→ **The problem**: Copy out every line in which the string "color" occurs.

(Dataset entries on figures)
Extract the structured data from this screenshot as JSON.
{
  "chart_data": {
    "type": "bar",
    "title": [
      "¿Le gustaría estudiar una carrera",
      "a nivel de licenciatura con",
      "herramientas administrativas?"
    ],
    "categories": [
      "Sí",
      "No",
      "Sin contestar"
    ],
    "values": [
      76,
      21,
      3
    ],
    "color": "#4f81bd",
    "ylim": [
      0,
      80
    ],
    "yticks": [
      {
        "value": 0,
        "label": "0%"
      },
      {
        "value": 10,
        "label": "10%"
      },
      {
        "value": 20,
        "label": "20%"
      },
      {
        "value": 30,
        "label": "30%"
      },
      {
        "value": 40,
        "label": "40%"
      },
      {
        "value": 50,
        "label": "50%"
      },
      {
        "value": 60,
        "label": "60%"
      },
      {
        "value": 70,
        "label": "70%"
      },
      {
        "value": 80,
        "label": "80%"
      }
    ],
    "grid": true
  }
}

==

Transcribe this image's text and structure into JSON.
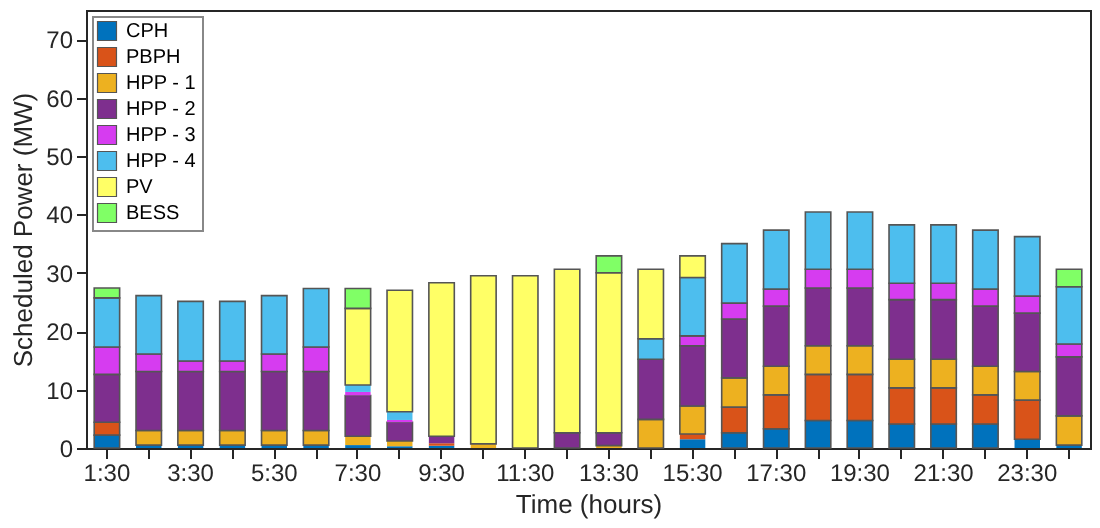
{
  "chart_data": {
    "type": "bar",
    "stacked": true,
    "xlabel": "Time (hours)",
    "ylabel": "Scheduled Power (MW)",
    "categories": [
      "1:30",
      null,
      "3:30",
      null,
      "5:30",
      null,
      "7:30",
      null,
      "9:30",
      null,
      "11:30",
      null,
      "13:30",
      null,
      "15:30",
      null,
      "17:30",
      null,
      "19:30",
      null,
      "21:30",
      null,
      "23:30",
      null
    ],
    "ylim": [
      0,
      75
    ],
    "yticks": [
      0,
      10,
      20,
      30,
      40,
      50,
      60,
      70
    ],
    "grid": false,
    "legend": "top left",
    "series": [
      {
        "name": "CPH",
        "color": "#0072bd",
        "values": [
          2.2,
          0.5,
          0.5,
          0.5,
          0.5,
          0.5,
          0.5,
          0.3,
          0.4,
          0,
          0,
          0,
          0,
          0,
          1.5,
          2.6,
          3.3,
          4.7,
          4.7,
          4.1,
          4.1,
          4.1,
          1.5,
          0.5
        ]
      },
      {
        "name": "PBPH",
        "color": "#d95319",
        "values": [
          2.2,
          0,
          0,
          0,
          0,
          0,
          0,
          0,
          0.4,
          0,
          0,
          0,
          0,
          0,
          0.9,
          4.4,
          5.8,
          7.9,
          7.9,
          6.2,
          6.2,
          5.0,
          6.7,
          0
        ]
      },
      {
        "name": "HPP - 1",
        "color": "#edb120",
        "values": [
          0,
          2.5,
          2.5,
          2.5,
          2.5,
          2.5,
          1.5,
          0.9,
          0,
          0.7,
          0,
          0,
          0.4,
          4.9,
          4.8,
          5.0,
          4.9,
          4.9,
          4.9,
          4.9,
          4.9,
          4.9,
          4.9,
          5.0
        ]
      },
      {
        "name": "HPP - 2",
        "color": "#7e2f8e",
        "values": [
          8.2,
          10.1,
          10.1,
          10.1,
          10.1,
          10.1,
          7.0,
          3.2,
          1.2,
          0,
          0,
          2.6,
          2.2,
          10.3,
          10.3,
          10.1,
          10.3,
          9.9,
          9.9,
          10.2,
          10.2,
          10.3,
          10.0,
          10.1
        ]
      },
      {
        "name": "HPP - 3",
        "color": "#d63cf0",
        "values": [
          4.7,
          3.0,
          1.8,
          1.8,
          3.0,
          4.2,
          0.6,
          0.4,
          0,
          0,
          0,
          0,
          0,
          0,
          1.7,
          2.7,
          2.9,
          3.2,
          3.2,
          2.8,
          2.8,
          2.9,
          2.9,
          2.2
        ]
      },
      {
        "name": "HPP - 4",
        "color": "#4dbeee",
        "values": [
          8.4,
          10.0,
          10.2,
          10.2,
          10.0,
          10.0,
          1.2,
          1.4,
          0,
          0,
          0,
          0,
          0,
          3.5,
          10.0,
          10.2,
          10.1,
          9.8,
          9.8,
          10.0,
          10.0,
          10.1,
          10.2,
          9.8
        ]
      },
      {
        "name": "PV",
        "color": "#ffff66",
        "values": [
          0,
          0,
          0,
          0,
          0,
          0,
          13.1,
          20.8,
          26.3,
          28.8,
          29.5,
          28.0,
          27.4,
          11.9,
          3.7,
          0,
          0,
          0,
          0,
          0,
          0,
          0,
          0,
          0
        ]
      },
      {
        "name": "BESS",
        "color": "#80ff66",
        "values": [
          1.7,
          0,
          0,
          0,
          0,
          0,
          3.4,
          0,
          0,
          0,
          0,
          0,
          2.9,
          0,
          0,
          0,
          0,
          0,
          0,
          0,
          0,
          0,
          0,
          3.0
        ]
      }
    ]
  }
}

→ **Response**:
    "color": "#4f81bd",
        "color": "#0072bd",
        "color": "#d95319",
        "color": "#edb120",
        "color": "#7e2f8e",
        "color": "#d63cf0",
        "color": "#4dbeee",
        "color": "#ffff66",
        "color": "#80ff66",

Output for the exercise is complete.